• [Material for the task]
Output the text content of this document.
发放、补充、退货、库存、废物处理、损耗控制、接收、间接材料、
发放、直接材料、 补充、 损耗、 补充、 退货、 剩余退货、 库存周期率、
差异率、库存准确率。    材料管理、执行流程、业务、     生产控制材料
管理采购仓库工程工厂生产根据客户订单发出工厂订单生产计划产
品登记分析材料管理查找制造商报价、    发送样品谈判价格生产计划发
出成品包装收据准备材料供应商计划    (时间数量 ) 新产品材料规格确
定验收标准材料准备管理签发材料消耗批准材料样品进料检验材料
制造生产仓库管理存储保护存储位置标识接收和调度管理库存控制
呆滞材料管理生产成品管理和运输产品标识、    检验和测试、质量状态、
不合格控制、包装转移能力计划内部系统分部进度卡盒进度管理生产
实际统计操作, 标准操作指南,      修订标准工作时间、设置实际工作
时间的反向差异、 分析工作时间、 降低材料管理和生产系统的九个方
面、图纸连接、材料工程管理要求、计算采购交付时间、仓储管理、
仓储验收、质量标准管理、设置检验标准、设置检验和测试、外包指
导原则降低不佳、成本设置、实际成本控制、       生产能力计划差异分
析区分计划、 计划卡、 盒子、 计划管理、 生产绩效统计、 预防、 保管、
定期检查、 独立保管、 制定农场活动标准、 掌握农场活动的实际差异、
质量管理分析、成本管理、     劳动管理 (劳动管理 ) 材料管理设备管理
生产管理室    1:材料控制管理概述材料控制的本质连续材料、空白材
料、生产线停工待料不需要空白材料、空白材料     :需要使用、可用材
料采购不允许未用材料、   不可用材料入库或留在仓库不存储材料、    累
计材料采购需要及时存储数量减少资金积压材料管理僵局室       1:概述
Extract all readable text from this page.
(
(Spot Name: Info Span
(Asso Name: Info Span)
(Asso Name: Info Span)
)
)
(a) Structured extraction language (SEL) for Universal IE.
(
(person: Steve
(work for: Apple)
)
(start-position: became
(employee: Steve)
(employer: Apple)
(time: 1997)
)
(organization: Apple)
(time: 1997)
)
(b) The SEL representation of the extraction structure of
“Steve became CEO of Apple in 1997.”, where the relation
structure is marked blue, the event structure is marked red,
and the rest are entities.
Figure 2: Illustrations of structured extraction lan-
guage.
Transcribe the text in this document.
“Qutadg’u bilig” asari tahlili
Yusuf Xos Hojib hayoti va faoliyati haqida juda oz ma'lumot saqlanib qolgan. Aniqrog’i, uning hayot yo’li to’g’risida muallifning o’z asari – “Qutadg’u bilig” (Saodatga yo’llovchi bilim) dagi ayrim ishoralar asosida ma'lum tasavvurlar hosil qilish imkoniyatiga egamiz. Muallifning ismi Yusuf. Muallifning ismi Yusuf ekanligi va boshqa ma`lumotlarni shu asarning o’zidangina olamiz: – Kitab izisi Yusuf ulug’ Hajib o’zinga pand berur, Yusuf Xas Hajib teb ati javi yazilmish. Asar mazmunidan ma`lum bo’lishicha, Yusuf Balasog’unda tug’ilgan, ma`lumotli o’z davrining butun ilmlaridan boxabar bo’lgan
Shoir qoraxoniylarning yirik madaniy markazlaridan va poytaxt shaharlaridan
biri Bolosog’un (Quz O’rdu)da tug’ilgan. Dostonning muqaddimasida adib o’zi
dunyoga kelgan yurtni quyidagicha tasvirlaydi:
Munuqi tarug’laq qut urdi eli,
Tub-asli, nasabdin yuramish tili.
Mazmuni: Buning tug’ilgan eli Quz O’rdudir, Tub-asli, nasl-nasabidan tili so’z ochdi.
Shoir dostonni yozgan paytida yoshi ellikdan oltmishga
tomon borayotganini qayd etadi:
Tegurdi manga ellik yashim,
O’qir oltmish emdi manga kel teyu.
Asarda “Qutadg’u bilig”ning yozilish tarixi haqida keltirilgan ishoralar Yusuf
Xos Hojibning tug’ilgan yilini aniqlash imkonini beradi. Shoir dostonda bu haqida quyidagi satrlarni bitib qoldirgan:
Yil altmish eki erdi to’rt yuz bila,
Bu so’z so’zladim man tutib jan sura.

• [Direction] Reproduce the entries above in full, verbatim.

• [Exercise solution]
Output the text content of this document.
发放、补充、退货、库存、废物处理、损耗控制、接收、间接材料、
发放、直接材料、 补充、 损耗、 补充、 退货、 剩余退货、 库存周期率、
差异率、库存准确率。    材料管理、执行流程、业务、     生产控制材料
管理采购仓库工程工厂生产根据客户订单发出工厂订单生产计划产
品登记分析材料管理查找制造商报价、    发送样品谈判价格生产计划发
出成品包装收据准备材料供应商计划    (时间数量 ) 新产品材料规格确
定验收标准材料准备管理签发材料消耗批准材料样品进料检验材料
制造生产仓库管理存储保护存储位置标识接收和调度管理库存控制
呆滞材料管理生产成品管理和运输产品标识、    检验和测试、质量状态、
不合格控制、包装转移能力计划内部系统分部进度卡盒进度管理生产
实际统计操作, 标准操作指南,      修订标准工作时间、设置实际工作
时间的反向差异、 分析工作时间、 降低材料管理和生产系统的九个方
面、图纸连接、材料工程管理要求、计算采购交付时间、仓储管理、
仓储验收、质量标准管理、设置检验标准、设置检验和测试、外包指
导原则降低不佳、成本设置、实际成本控制、       生产能力计划差异分
析区分计划、 计划卡、 盒子、 计划管理、 生产绩效统计、 预防、 保管、
定期检查、 独立保管、 制定农场活动标准、 掌握农场活动的实际差异、
质量管理分析、成本管理、     劳动管理 (劳动管理 ) 材料管理设备管理
生产管理室    1:材料控制管理概述材料控制的本质连续材料、空白材
料、生产线停工待料不需要空白材料、空白材料     :需要使用、可用材
料采购不允许未用材料、   不可用材料入库或留在仓库不存储材料、    累
计材料采购需要及时存储数量减少资金积压材料管理僵局室       1:概述
Extract all readable text from this page.
(
(Spot Name: Info Span
(Asso Name: Info Span)
(Asso Name: Info Span)
)
)
(a) Structured extraction language (SEL) for Universal IE.
(
(person: Steve
(work for: Apple)
)
(start-position: became
(employee: Steve)
(employer: Apple)
(time: 1997)
)
(organization: Apple)
(time: 1997)
)
(b) The SEL representation of the extraction structure of
“Steve became CEO of Apple in 1997.”, where the relation
structure is marked blue, the event structure is marked red,
and the rest are entities.
Figure 2: Illustrations of structured extraction lan-
guage.
Transcribe the text in this document.
“Qutadg’u bilig” asari tahlili
Yusuf Xos Hojib hayoti va faoliyati haqida juda oz ma'lumot saqlanib qolgan. Aniqrog’i, uning hayot yo’li to’g’risida muallifning o’z asari – “Qutadg’u bilig” (Saodatga yo’llovchi bilim) dagi ayrim ishoralar asosida ma'lum tasavvurlar hosil qilish imkoniyatiga egamiz. Muallifning ismi Yusuf. Muallifning ismi Yusuf ekanligi va boshqa ma`lumotlarni shu asarning o’zidangina olamiz: – Kitab izisi Yusuf ulug’ Hajib o’zinga pand berur, Yusuf Xas Hajib teb ati javi yazilmish. Asar mazmunidan ma`lum bo’lishicha, Yusuf Balasog’unda tug’ilgan, ma`lumotli o’z davrining butun ilmlaridan boxabar bo’lgan
Shoir qoraxoniylarning yirik madaniy markazlaridan va poytaxt shaharlaridan
biri Bolosog’un (Quz O’rdu)da tug’ilgan. Dostonning muqaddimasida adib o’zi
dunyoga kelgan yurtni quyidagicha tasvirlaydi:
Munuqi tarug’laq qut urdi eli,
Tub-asli, nasabdin yuramish tili.
Mazmuni: Buning tug’ilgan eli Quz O’rdudir, Tub-asli, nasl-nasabidan tili so’z ochdi.
Shoir dostonni yozgan paytida yoshi ellikdan oltmishga
tomon borayotganini qayd etadi:
Tegurdi manga ellik yashim,
O’qir oltmish emdi manga kel teyu.
Asarda “Qutadg’u bilig”ning yozilish tarixi haqida keltirilgan ishoralar Yusuf
Xos Hojibning tug’ilgan yilini aniqlash imkonini beradi. Shoir dostonda bu haqida quyidagi satrlarni bitib qoldirgan:
Yil altmish eki erdi to’rt yuz bila,
Bu so’z so’zladim man tutib jan sura.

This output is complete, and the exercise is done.